▶ SUPPLIED DATA:
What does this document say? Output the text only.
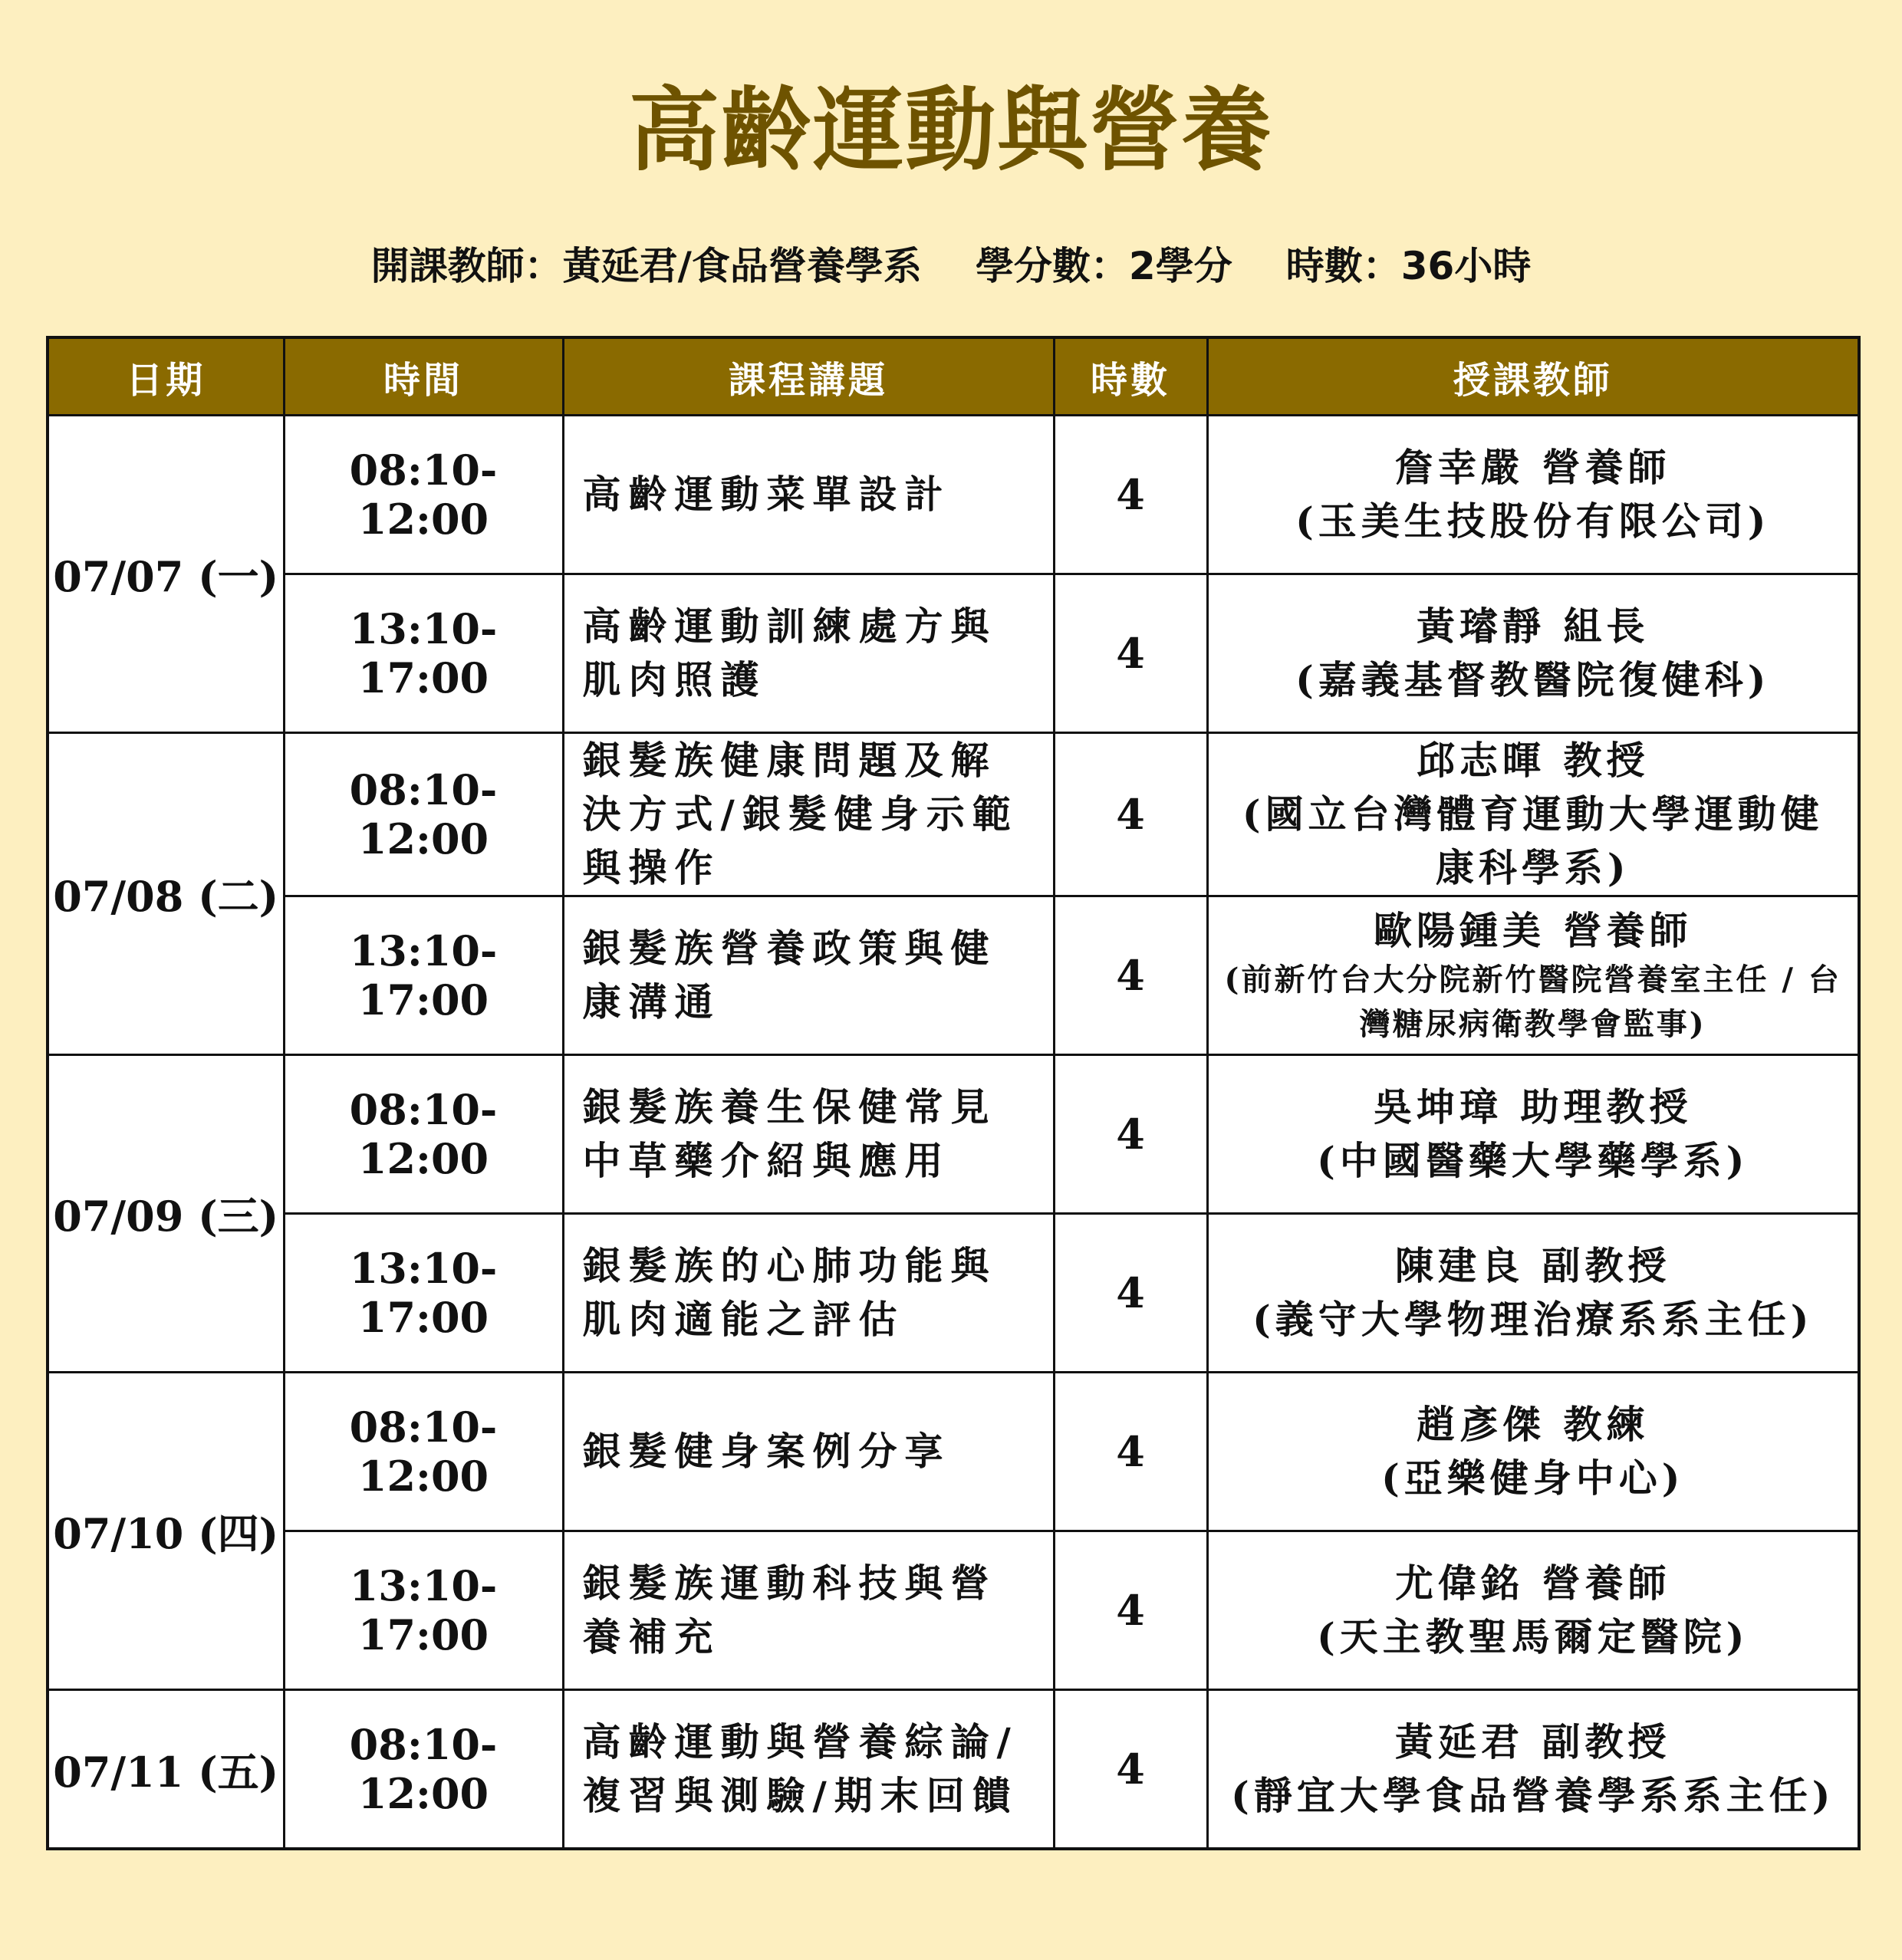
高齡運動與營養
開課教師：黃延君/食品營養學系 學分數：2學分 時數：36小時
日期	時間	課程講題	時數	授課教師
07/07 (一)	08:10-12:00	高齡運動菜單設計	4	詹幸嚴 營養師
(玉美生技股份有限公司)

	13:10-17:00	高齡運動訓練處方與肌肉照護	4	黃璿靜 組長
(嘉義基督教醫院復健科)

07/08 (二)	08:10-12:00	銀髮族健康問題及解決方式/銀髮健身示範與操作	4	邱志暉 教授
(國立台灣體育運動大學運動健康科學系)

	13:10-17:00	銀髮族營養政策與健康溝通	4	歐陽鍾美 營養師
(前新竹台大分院新竹醫院營養室主任 / 台灣糖尿病衛教學會監事)

07/09 (三)	08:10-12:00	銀髮族養生保健常見中草藥介紹與應用	4	吳坤璋 助理教授
(中國醫藥大學藥學系)

	13:10-17:00	銀髮族的心肺功能與肌肉適能之評估	4	陳建良 副教授
(義守大學物理治療系系主任)

07/10 (四)	08:10-12:00	銀髮健身案例分享	4	趙彥傑 教練
(亞樂健身中心)

	13:10-17:00	銀髮族運動科技與營養補充	4	尤偉銘 營養師
(天主教聖馬爾定醫院)

07/11 (五)	08:10-12:00	高齡運動與營養綜論/複習與測驗/期末回饋	4	黃延君 副教授
(靜宜大學食品營養學系系主任)
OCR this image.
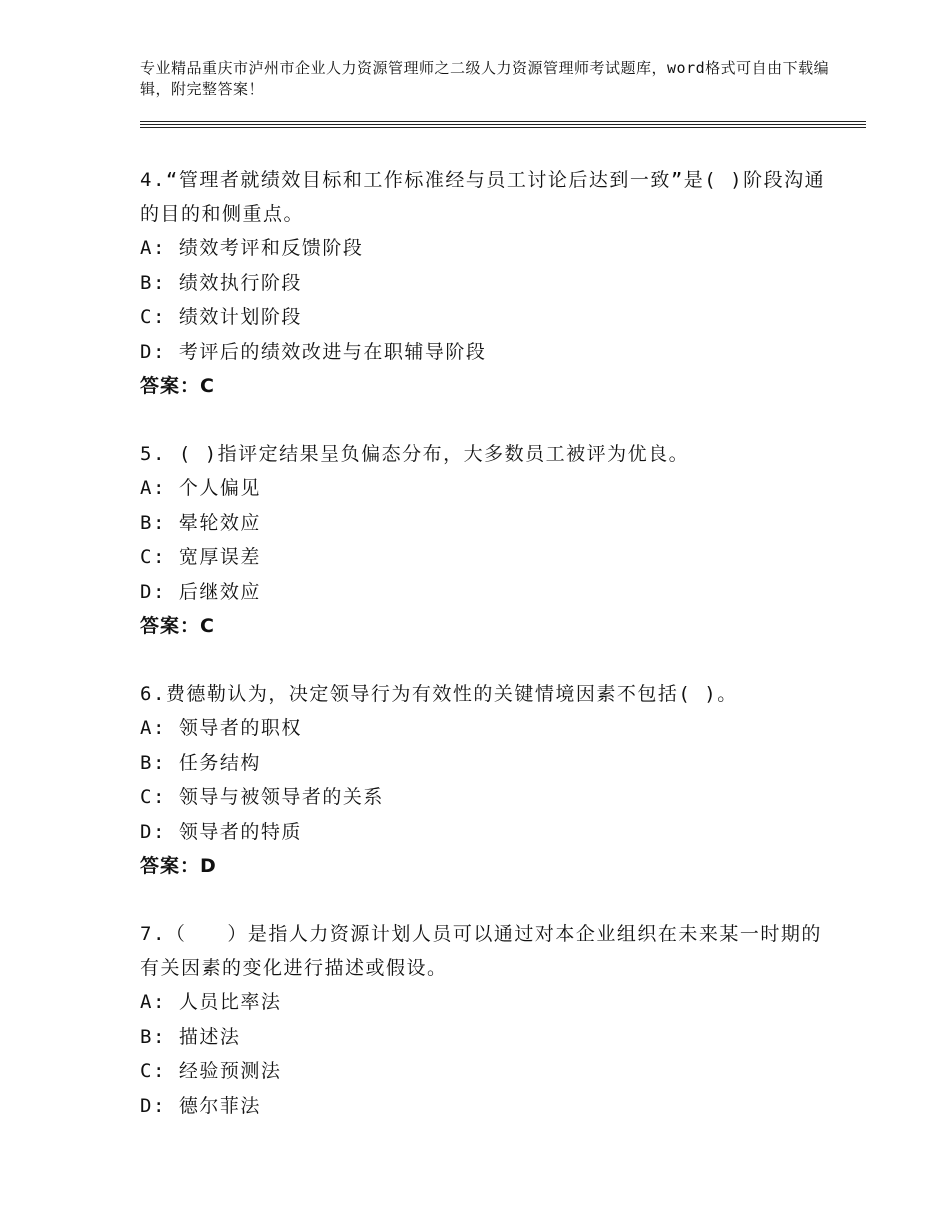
专业精品重庆市泸州市企业人力资源管理师之二级人力资源管理师考试题库，word格式可自由下载编辑，附完整答案！

4.“管理者就绩效目标和工作标准经与员工讨论后达到一致”是( )阶段沟通的目的和侧重点。

A: 绩效考评和反馈阶段

B: 绩效执行阶段

C: 绩效计划阶段

D: 考评后的绩效改进与在职辅导阶段

答案：C

5. ( )指评定结果呈负偏态分布，大多数员工被评为优良。

A: 个人偏见

B: 晕轮效应

C: 宽厚误差

D: 后继效应

答案：C

6.费德勒认为，决定领导行为有效性的关键情境因素不包括( )。

A: 领导者的职权

B: 任务结构

C: 领导与被领导者的关系

D: 领导者的特质

答案：D

7.（　　）是指人力资源计划人员可以通过对本企业组织在未来某一时期的有关因素的变化进行描述或假设。

A: 人员比率法

B: 描述法

C: 经验预测法

D: 德尔菲法
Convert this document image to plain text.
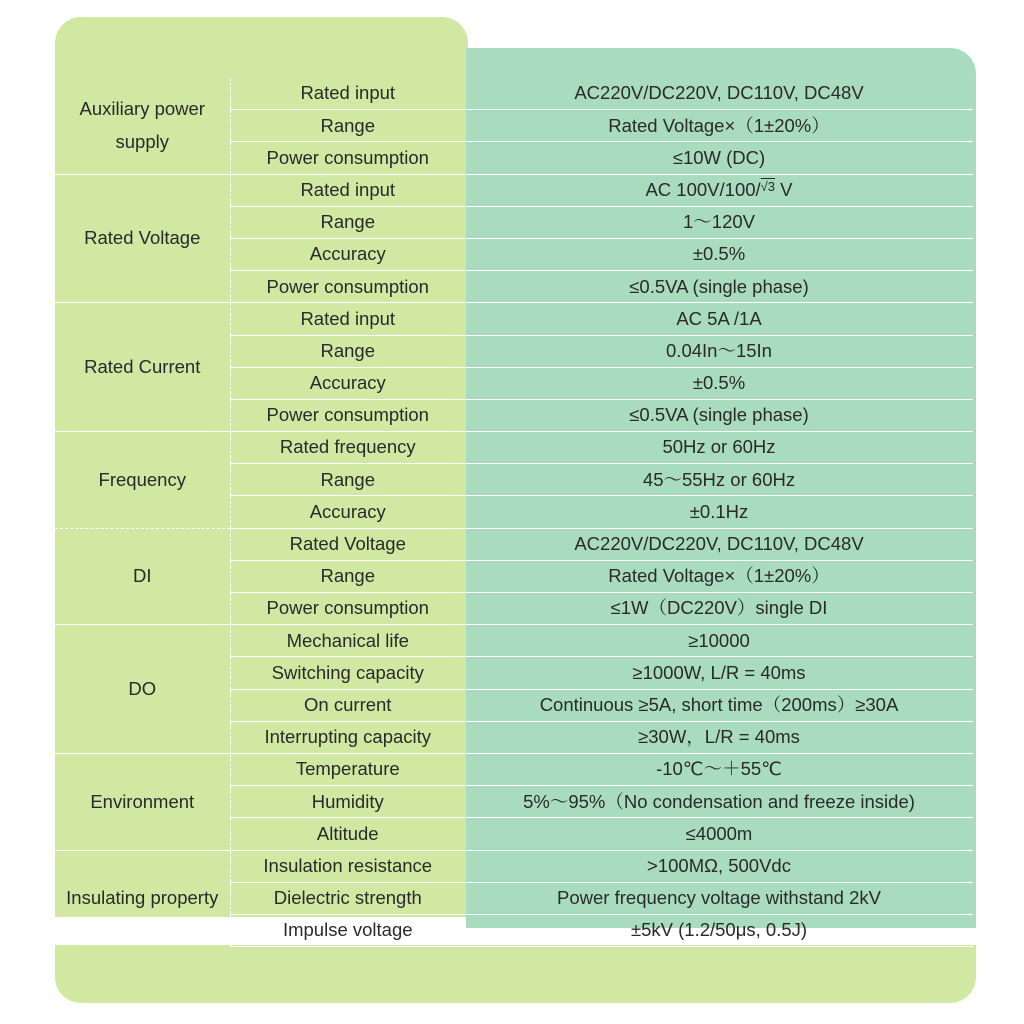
Auxiliary power supply	Rated input	AC220V/DC220V, DC110V, DC48V
	Range	Rated Voltage×（1±20%）
	Power consumption	≤10W (DC)
Rated Voltage	Rated input	AC 100V/100/$^{√3}$ V
	Range	1～120V
	Accuracy	±0.5%
	Power consumption	≤0.5VA (single phase)
Rated Current	Rated input	AC 5A /1A
	Range	0.04In～15In
	Accuracy	±0.5%
	Power consumption	≤0.5VA (single phase)
Frequency	Rated frequency	50Hz or 60Hz
	Range	45～55Hz or 60Hz
	Accuracy	±0.1Hz
DI	Rated Voltage	AC220V/DC220V, DC110V, DC48V
	Range	Rated Voltage×（1±20%）
	Power consumption	≤1W（DC220V）single DI
DO	Mechanical life	≥10000
	Switching capacity	≥1000W, L/R = 40ms
	On current	Continuous ≥5A, short time（200ms）≥30A
	Interrupting capacity	≥30W，L/R = 40ms
Environment	Temperature	-10℃～＋55℃
	Humidity	5%～95%（No condensation and freeze inside)
	Altitude	≤4000m
Insulating property	Insulation resistance	>100MΩ, 500Vdc
	Dielectric strength	Power frequency voltage withstand 2kV
	Impulse voltage	±5kV (1.2/50μs, 0.5J)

▶ SET EXERCISE: Any pictures should be dropped; transcribe the rest of the records above exactly.

▶ SOLUTION TO THIS TASK:
What does this document say? Output the text only.
高齡運動與營養
開課教師：黃延君/食品營養學系 學分數：2學分 時數：36小時
日期	時間	課程講題	時數	授課教師
07/07 (一)	08:10-12:00	高齡運動菜單設計	4	詹幸嚴 營養師
(玉美生技股份有限公司)

	13:10-17:00	高齡運動訓練處方與肌肉照護	4	黃璿靜 組長
(嘉義基督教醫院復健科)

07/08 (二)	08:10-12:00	銀髮族健康問題及解決方式/銀髮健身示範與操作	4	邱志暉 教授
(國立台灣體育運動大學運動健康科學系)

	13:10-17:00	銀髮族營養政策與健康溝通	4	歐陽鍾美 營養師
(前新竹台大分院新竹醫院營養室主任 / 台灣糖尿病衛教學會監事)

07/09 (三)	08:10-12:00	銀髮族養生保健常見中草藥介紹與應用	4	吳坤璋 助理教授
(中國醫藥大學藥學系)

	13:10-17:00	銀髮族的心肺功能與肌肉適能之評估	4	陳建良 副教授
(義守大學物理治療系系主任)

07/10 (四)	08:10-12:00	銀髮健身案例分享	4	趙彥傑 教練
(亞樂健身中心)

	13:10-17:00	銀髮族運動科技與營養補充	4	尤偉銘 營養師
(天主教聖馬爾定醫院)

07/11 (五)	08:10-12:00	高齡運動與營養綜論/複習與測驗/期末回饋	4	黃延君 副教授
(靜宜大學食品營養學系系主任)
OCR this image.
专业精品重庆市泸州市企业人力资源管理师之二级人力资源管理师考试题库，word格式可自由下载编辑，附完整答案！

4.“管理者就绩效目标和工作标准经与员工讨论后达到一致”是( )阶段沟通的目的和侧重点。

A: 绩效考评和反馈阶段

B: 绩效执行阶段

C: 绩效计划阶段

D: 考评后的绩效改进与在职辅导阶段

答案：C

5. ( )指评定结果呈负偏态分布，大多数员工被评为优良。

A: 个人偏见

B: 晕轮效应

C: 宽厚误差

D: 后继效应

答案：C

6.费德勒认为，决定领导行为有效性的关键情境因素不包括( )。

A: 领导者的职权

B: 任务结构

C: 领导与被领导者的关系

D: 领导者的特质

答案：D

7.（　　）是指人力资源计划人员可以通过对本企业组织在未来某一时期的有关因素的变化进行描述或假设。

A: 人员比率法

B: 描述法

C: 经验预测法

D: 德尔菲法
Convert this document image to plain text.
Auxiliary power supply	Rated input	AC220V/DC220V, DC110V, DC48V
	Range	Rated Voltage×（1±20%）
	Power consumption	≤10W (DC)
Rated Voltage	Rated input	AC 100V/100/$^{√3}$ V
	Range	1～120V
	Accuracy	±0.5%
	Power consumption	≤0.5VA (single phase)
Rated Current	Rated input	AC 5A /1A
	Range	0.04In～15In
	Accuracy	±0.5%
	Power consumption	≤0.5VA (single phase)
Frequency	Rated frequency	50Hz or 60Hz
	Range	45～55Hz or 60Hz
	Accuracy	±0.1Hz
DI	Rated Voltage	AC220V/DC220V, DC110V, DC48V
	Range	Rated Voltage×（1±20%）
	Power consumption	≤1W（DC220V）single DI
DO	Mechanical life	≥10000
	Switching capacity	≥1000W, L/R = 40ms
	On current	Continuous ≥5A, short time（200ms）≥30A
	Interrupting capacity	≥30W，L/R = 40ms
Environment	Temperature	-10℃～＋55℃
	Humidity	5%～95%（No condensation and freeze inside)
	Altitude	≤4000m
Insulating property	Insulation resistance	>100MΩ, 500Vdc
	Dielectric strength	Power frequency voltage withstand 2kV
	Impulse voltage	±5kV (1.2/50μs, 0.5J)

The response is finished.